**EXTRAIT DE PAGE**
#####
Idem pour moi, j’ai toujours peur de ne pas pouvoir me faire entendre de la personne mal-voyante (chui timide) et que la toucher soit perçu comme trop intrusif.
Je trouve l’initiative des galeries absolument génial !
Quant au cinema, j’ai téléchargé (bouuuuh !) un film l’autre jour, qui s’est révélé être en version audiodescriptive, et bien je l’ai regardé, et si au début j’ai trouvé ça chiant (puisque je suis voyante), et bien au final je comprend que ça puisse aider beaucoup les non-voyants au quotidien.
Chouette article en tous les cas !
Merci pour les retours. Je transmet à Lise.
Merci pour cet article, moi aussi il y a beaucoup de questions que je me posais dans cet article sans jamais avoir osé les poser ! Merci donc ! C’est vrai que je me sens toujours gênée de proposer mon aide, de peur de mal faire et de vexer une personne qui en réalité s’en sortirait très bien sans moi. C’est difficile de trouver où placer le curseur… Maintenant je garderai cet article en tête ! Quant aux galeries Lafayette, chapeau pour cette initiative ! Cela fait longtemps que ça existe ?
#####
**TÂCHES**
A: D'après les commentaires, pourquoi la personne qui écrit le dernier message se sent-elle toujours gênée de proposer son aide ? Réponds en une à trois phrases.
B: Relève toutes les craintes exprimées dans les commentaires à propos de l'aide ou du contact avec une personne malvoyante.
C: Reprends les commentaires sur l'aide aux personnes malvoyantes et poursuis-les après la dernière phrase.

**EXTRAIT DE DONNÉES**
#####
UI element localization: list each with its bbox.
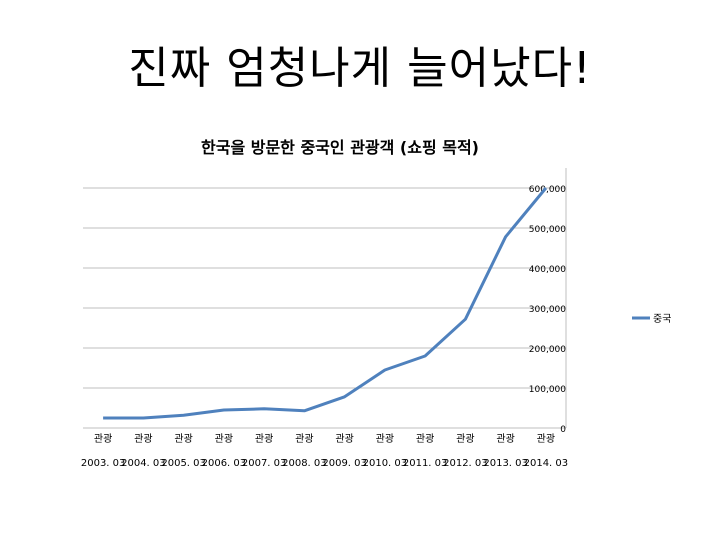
#####
**RÉPONSES**
A: Elle a peur de mal faire. Elle craint aussi de vexer une personne qui, en réalité, s'en sortirait très bien sans elle.

B:
- ne pas pouvoir se faire entendre de la personne malvoyante
- que la toucher soit perçu comme trop intrusif
- mal faire
- vexer une personne qui s'en sortirait très bien sans aide

C:
Pour les galeries, C’est un petit groupe de non-voyantes qui avaient fait la demande au Printemps et aux Galeries. Et c’est les Galeries qui ont répondu positivement. Très bonne chose en effet. En revanche, je ne sais pas depuis quand ça existe.
Lise ?
Génial cet article! Je suis toujours épaté quand ie vois la virtuosité avec laquelle certains malvoyants se débrouillent en ville, font face aux obstacles imprévus, etc…
Et comme toujours, c’est en connaissant des gens qu’on est plus ou moins sensible à telle ou telle situation (on peut pas toujours deviner des attentes qu’on imagine pas) donc c’est cool d’avoir fait cet article! 🙂
Et c’est marrant, car c’est grâce au co-voiturage que j’ai découvert un univers qui m’étais totalement inconnu.
Un article très sensé. Chapeau bas !
Super intéressant et vraiment utile, merci beaucoup Lise et Milie !
Très bien cet article ! Un truc qu’on attendrait pas du tout à trouver sur un blog comme ça (pas de jugement de valeur dans cette phrase). C’est très frais, informatif et humain. Merci à vous 2 🙂
Merci beaucoup pour ton commentaire !
Bonjour,
Bravo Lise pour tes propos et merci à l’initiatrice de cet article !
Puis-je ajouter, étant non-voyante moi-même, que, contrairement à ce qu’on pense, les personnes déficientes visuelles peuvent être très sensibles aux couleurs, au graphisme, aux images en général !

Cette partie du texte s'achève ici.